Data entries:
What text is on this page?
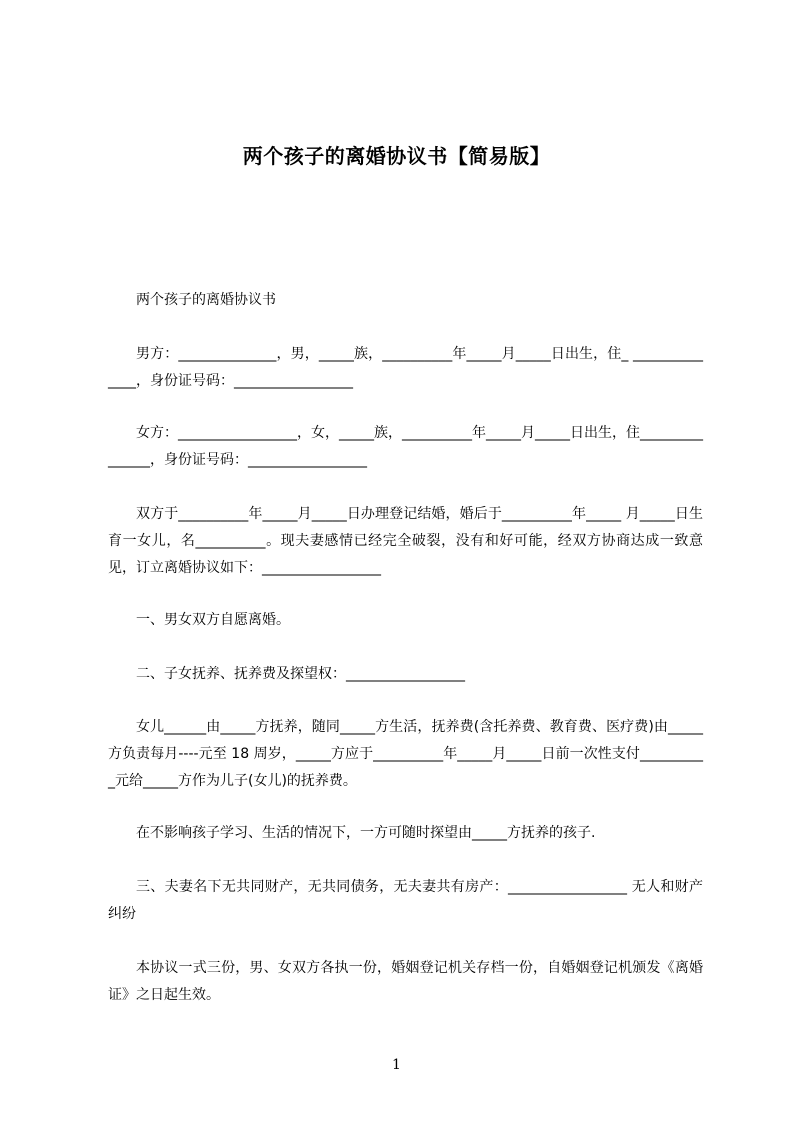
两个孩子的离婚协议书【简易版】

两个孩子的离婚协议书

男方：______________，男，_____族，__________年_____月_____日出生，住_ ______________，身份证号码：_________________

女方：_________________，女，_____族，__________年_____月_____日出生，住_______________，身份证号码：_________________

双方于__________年_____月_____日办理登记结婚，婚后于__________年_____ 月_____日生育一女儿，名__________。现夫妻感情已经完全破裂，没有和好可能，经双方协商达成一致意见，订立离婚协议如下：_________________

一、男女双方自愿离婚。

二、子女抚养、抚养费及探望权：_________________

女儿______由_____方抚养，随同_____方生活，抚养费(含托养费、教育费、医疗费)由_____方负责每月----元至 18 周岁，_____方应于__________年_____月_____日前一次性支付__________元给_____方作为儿子(女儿)的抚养费。

在不影响孩子学习、生活的情况下，一方可随时探望由_____方抚养的孩子.

三、夫妻名下无共同财产，无共同债务，无夫妻共有房产：_________________ 无人和财产纠纷

本协议一式三份，男、女双方各执一份，婚姻登记机关存档一份，自婚姻登记机颁发《离婚证》之日起生效。

1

* [What to work on]: Reproduce the full listing above verbatim, with no pictures included.

* [Task response]:
What text is on this page?
两个孩子的离婚协议书【简易版】

两个孩子的离婚协议书

男方：______________，男，_____族，__________年_____月_____日出生，住_ ______________，身份证号码：_________________

女方：_________________，女，_____族，__________年_____月_____日出生，住_______________，身份证号码：_________________

双方于__________年_____月_____日办理登记结婚，婚后于__________年_____ 月_____日生育一女儿，名__________。现夫妻感情已经完全破裂，没有和好可能，经双方协商达成一致意见，订立离婚协议如下：_________________

一、男女双方自愿离婚。

二、子女抚养、抚养费及探望权：_________________

女儿______由_____方抚养，随同_____方生活，抚养费(含托养费、教育费、医疗费)由_____方负责每月----元至 18 周岁，_____方应于__________年_____月_____日前一次性支付__________元给_____方作为儿子(女儿)的抚养费。

在不影响孩子学习、生活的情况下，一方可随时探望由_____方抚养的孩子.

三、夫妻名下无共同财产，无共同债务，无夫妻共有房产：_________________ 无人和财产纠纷

本协议一式三份，男、女双方各执一份，婚姻登记机关存档一份，自婚姻登记机颁发《离婚证》之日起生效。

1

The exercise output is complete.